■ **Exercise objective**: Retype all the entries word for word, but omit the pictures.

■ **Supplied material**:
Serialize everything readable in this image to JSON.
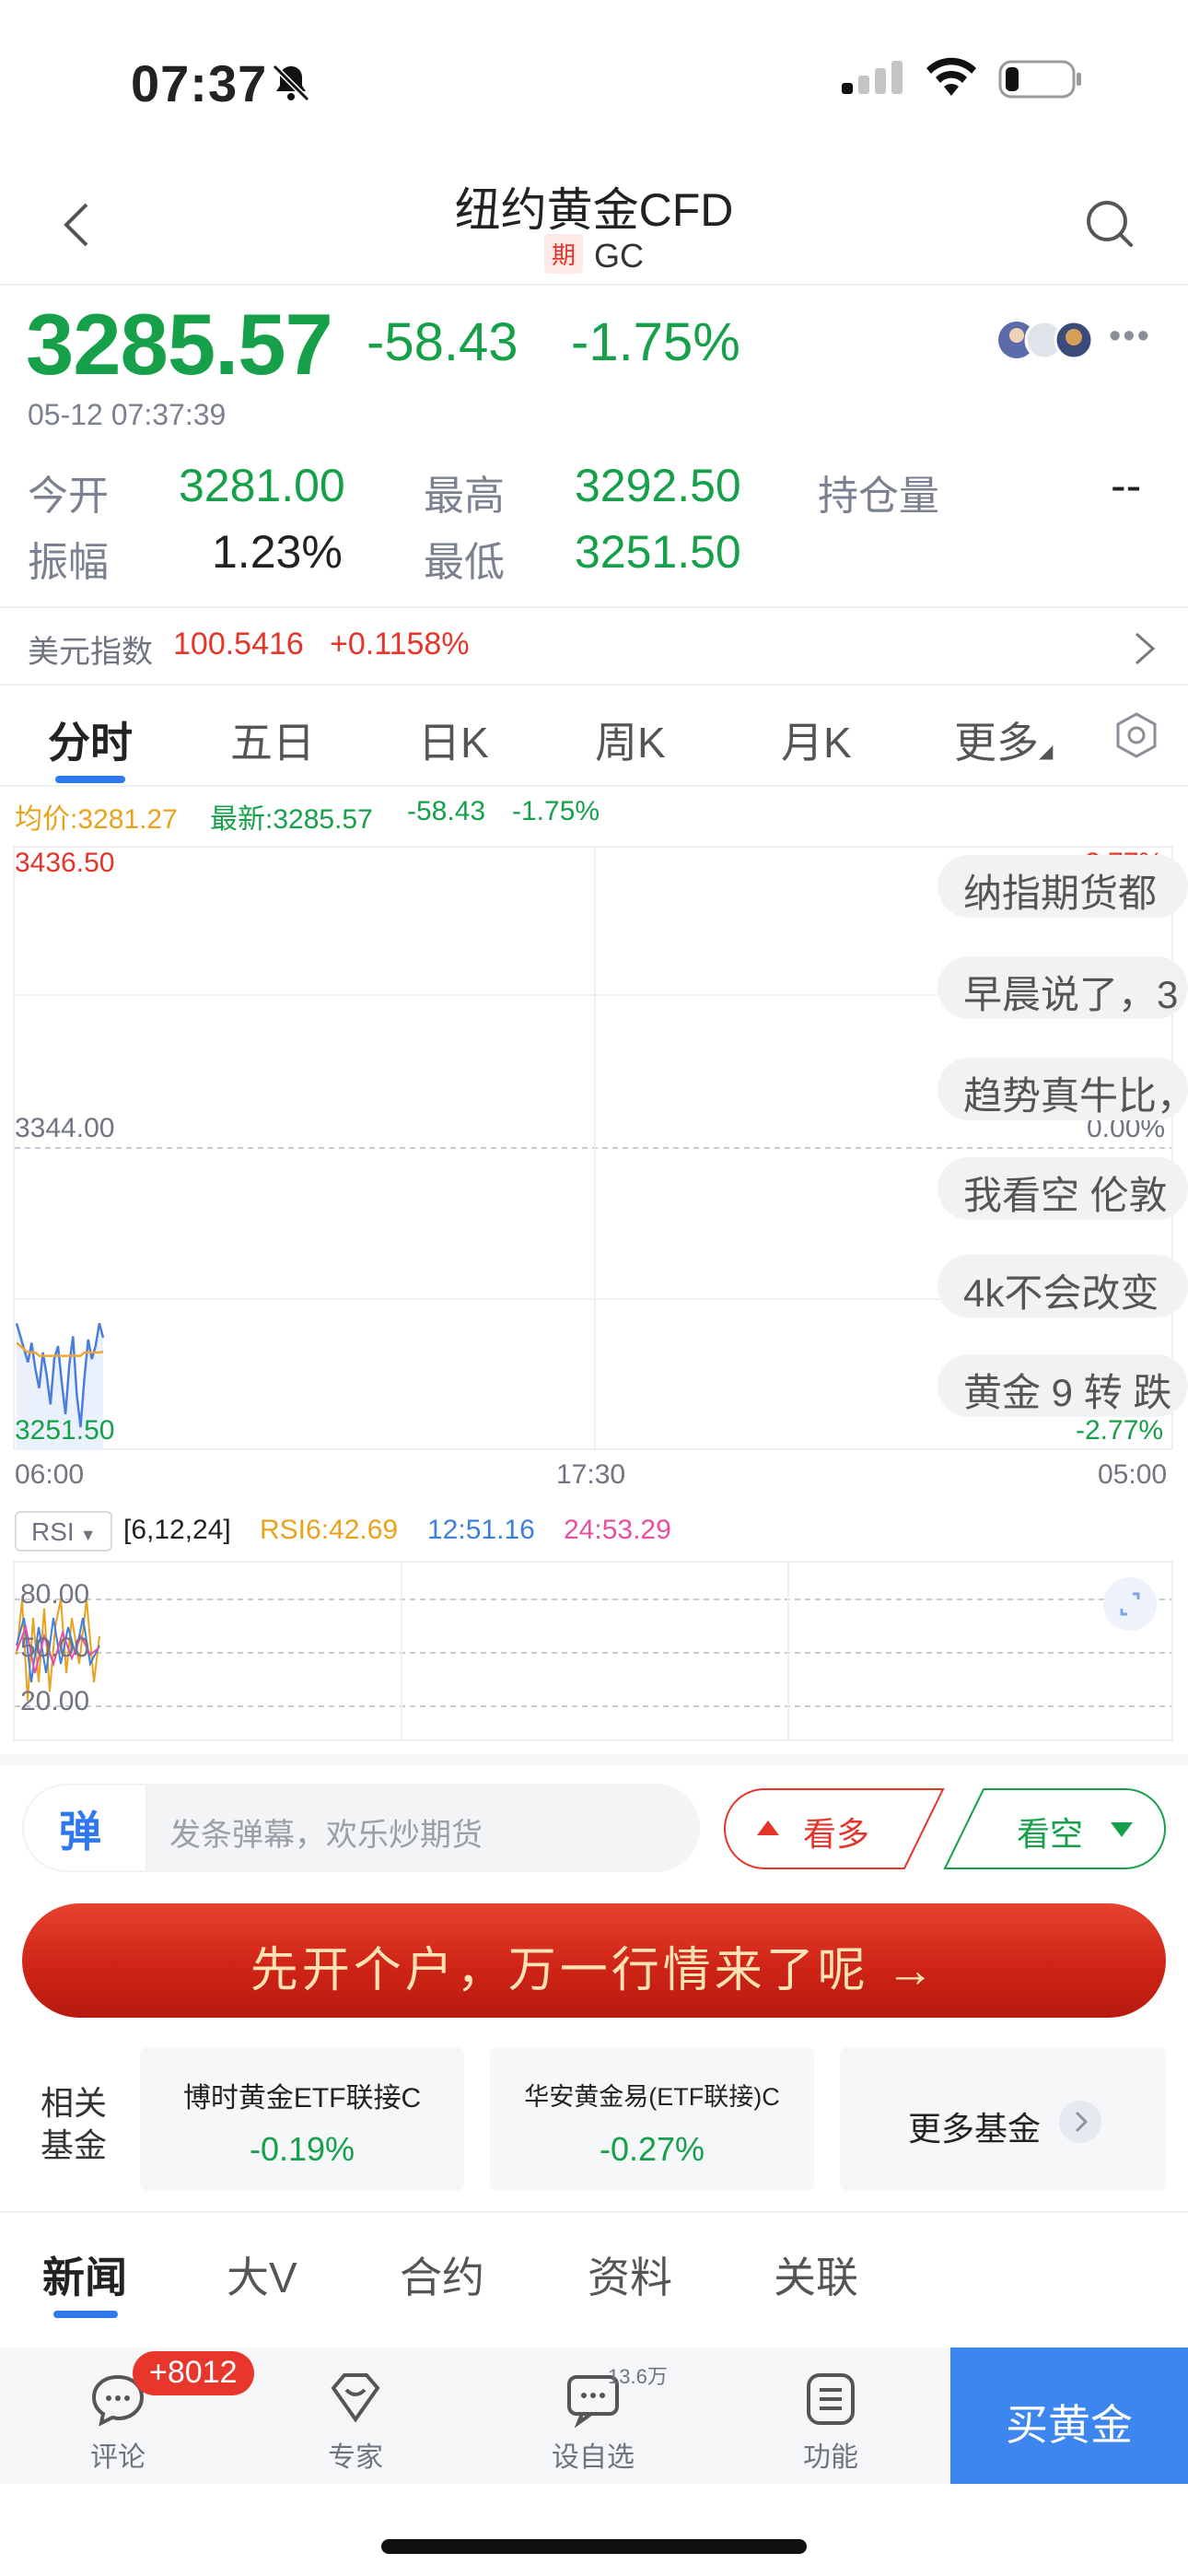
{
  "status_bar": {
    "time": "07:37"
  },
  "header": {
    "title": "纽约黄金CFD",
    "tag": "期",
    "code": "GC"
  },
  "quote": {
    "price": "3285.57",
    "change": "-58.43",
    "change_pct": "-1.75%",
    "datetime": "05-12 07:37:39",
    "stats": {
      "open_label": "今开",
      "open": "3281.00",
      "high_label": "最高",
      "high": "3292.50",
      "oi_label": "持仓量",
      "oi": "--",
      "amp_label": "振幅",
      "amp": "1.23%",
      "low_label": "最低",
      "low": "3251.50"
    }
  },
  "dollar_index": {
    "label": "美元指数",
    "value": "100.5416",
    "change_pct": "+0.1158%"
  },
  "chart_tabs": [
    "分时",
    "五日",
    "日K",
    "周K",
    "月K",
    "更多"
  ],
  "chart": {
    "legend": {
      "avg": "均价:3281.27",
      "latest": "最新:3285.57",
      "change": "-58.43",
      "pct": "-1.75%"
    },
    "y_top": "3436.50",
    "y_mid": "3344.00",
    "y_bottom": "3251.50",
    "pct_top": "2.77%",
    "pct_mid": "0.00%",
    "pct_bottom": "-2.77%",
    "x_labels": [
      "06:00",
      "17:30",
      "05:00"
    ]
  },
  "chart_data": {
    "type": "line",
    "title": "",
    "xlabel": "",
    "ylabel": "",
    "ylim": [
      3251.5,
      3436.5
    ],
    "x_range": [
      "06:00",
      "05:00"
    ],
    "series": [
      {
        "values": [
          3290,
          3286,
          3282,
          3278,
          3284,
          3276,
          3270,
          3281,
          3274,
          3265,
          3279,
          3283,
          3272,
          3262,
          3277,
          3286,
          3268,
          3258,
          3273,
          3285,
          3279,
          3283,
          3290,
          3285.57
        ],
        "color": "#4a7de0"
      },
      {
        "values": [
          3284,
          3283,
          3282,
          3281,
          3281,
          3281,
          3280,
          3280,
          3280,
          3280,
          3280,
          3280,
          3280,
          3280,
          3280,
          3280,
          3280,
          3280,
          3281,
          3281,
          3281,
          3281,
          3281,
          3281.27
        ],
        "color": "#f0a63a"
      }
    ],
    "rsi": {
      "levels": [
        "80.00",
        "50.00",
        "20.00"
      ],
      "params": "[6,12,24]",
      "rsi6": "RSI6:42.69",
      "rsi12": "12:51.16",
      "rsi24": "24:53.29"
    }
  },
  "rsi_panel": {
    "selector": "RSI"
  },
  "danmu": [
    "纳指期货都",
    "早晨说了，3",
    "趋势真牛比，",
    "我看空 伦敦",
    "4k不会改变",
    "黄金 9 转 跌"
  ],
  "danmu_input": {
    "badge": "弹",
    "placeholder": "发条弹幕，欢乐炒期货",
    "bull": "看多",
    "bear": "看空"
  },
  "banner": {
    "text": "先开个户，万一行情来了呢 →"
  },
  "funds": {
    "side_label_1": "相关",
    "side_label_2": "基金",
    "items": [
      {
        "name": "博时黄金ETF联接C",
        "pct": "-0.19%"
      },
      {
        "name": "华安黄金易(ETF联接)C",
        "pct": "-0.27%"
      }
    ],
    "more": "更多基金"
  },
  "bottom_tabs": [
    "新闻",
    "大V",
    "合约",
    "资料",
    "关联"
  ],
  "toolbar": {
    "comments": "评论",
    "comments_badge": "+8012",
    "expert": "专家",
    "watch": "设自选",
    "watch_count": "13.6万",
    "function": "功能",
    "buy": "买黄金"
  },
  "colors": {
    "up": "#e5352b",
    "down": "#16a04a",
    "accent": "#2f78f0",
    "buy": "#3d86f0"
  }
}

■ **Exercise output**:
Serialize everything readable in this image to JSON.
{
  "status_bar": {
    "time": "07:37"
  },
  "header": {
    "title": "纽约黄金CFD",
    "tag": "期",
    "code": "GC"
  },
  "quote": {
    "price": "3285.57",
    "change": "-58.43",
    "change_pct": "-1.75%",
    "datetime": "05-12 07:37:39",
    "stats": {
      "open_label": "今开",
      "open": "3281.00",
      "high_label": "最高",
      "high": "3292.50",
      "oi_label": "持仓量",
      "oi": "--",
      "amp_label": "振幅",
      "amp": "1.23%",
      "low_label": "最低",
      "low": "3251.50"
    }
  },
  "dollar_index": {
    "label": "美元指数",
    "value": "100.5416",
    "change_pct": "+0.1158%"
  },
  "chart_tabs": [
    "分时",
    "五日",
    "日K",
    "周K",
    "月K",
    "更多"
  ],
  "chart": {
    "legend": {
      "avg": "均价:3281.27",
      "latest": "最新:3285.57",
      "change": "-58.43",
      "pct": "-1.75%"
    },
    "y_top": "3436.50",
    "y_mid": "3344.00",
    "y_bottom": "3251.50",
    "pct_top": "2.77%",
    "pct_mid": "0.00%",
    "pct_bottom": "-2.77%",
    "x_labels": [
      "06:00",
      "17:30",
      "05:00"
    ]
  },
  "chart_data": {
    "type": "line",
    "title": "",
    "xlabel": "",
    "ylabel": "",
    "ylim": [
      3251.5,
      3436.5
    ],
    "x_range": [
      "06:00",
      "05:00"
    ],
    "series": [
      {
        "values": [
          3290,
          3286,
          3282,
          3278,
          3284,
          3276,
          3270,
          3281,
          3274,
          3265,
          3279,
          3283,
          3272,
          3262,
          3277,
          3286,
          3268,
          3258,
          3273,
          3285,
          3279,
          3283,
          3290,
          3285.57
        ],
        "color": "#4a7de0"
      },
      {
        "values": [
          3284,
          3283,
          3282,
          3281,
          3281,
          3281,
          3280,
          3280,
          3280,
          3280,
          3280,
          3280,
          3280,
          3280,
          3280,
          3280,
          3280,
          3280,
          3281,
          3281,
          3281,
          3281,
          3281,
          3281.27
        ],
        "color": "#f0a63a"
      }
    ],
    "rsi": {
      "levels": [
        "80.00",
        "50.00",
        "20.00"
      ],
      "params": "[6,12,24]",
      "rsi6": "RSI6:42.69",
      "rsi12": "12:51.16",
      "rsi24": "24:53.29"
    }
  },
  "rsi_panel": {
    "selector": "RSI"
  },
  "danmu": [
    "纳指期货都",
    "早晨说了，3",
    "趋势真牛比，",
    "我看空 伦敦",
    "4k不会改变",
    "黄金 9 转 跌"
  ],
  "danmu_input": {
    "badge": "弹",
    "placeholder": "发条弹幕，欢乐炒期货",
    "bull": "看多",
    "bear": "看空"
  },
  "banner": {
    "text": "先开个户，万一行情来了呢 →"
  },
  "funds": {
    "side_label_1": "相关",
    "side_label_2": "基金",
    "items": [
      {
        "name": "博时黄金ETF联接C",
        "pct": "-0.19%"
      },
      {
        "name": "华安黄金易(ETF联接)C",
        "pct": "-0.27%"
      }
    ],
    "more": "更多基金"
  },
  "bottom_tabs": [
    "新闻",
    "大V",
    "合约",
    "资料",
    "关联"
  ],
  "toolbar": {
    "comments": "评论",
    "comments_badge": "+8012",
    "expert": "专家",
    "watch": "设自选",
    "watch_count": "13.6万",
    "function": "功能",
    "buy": "买黄金"
  },
  "colors": {
    "up": "#e5352b",
    "down": "#16a04a",
    "accent": "#2f78f0",
    "buy": "#3d86f0"
  }
}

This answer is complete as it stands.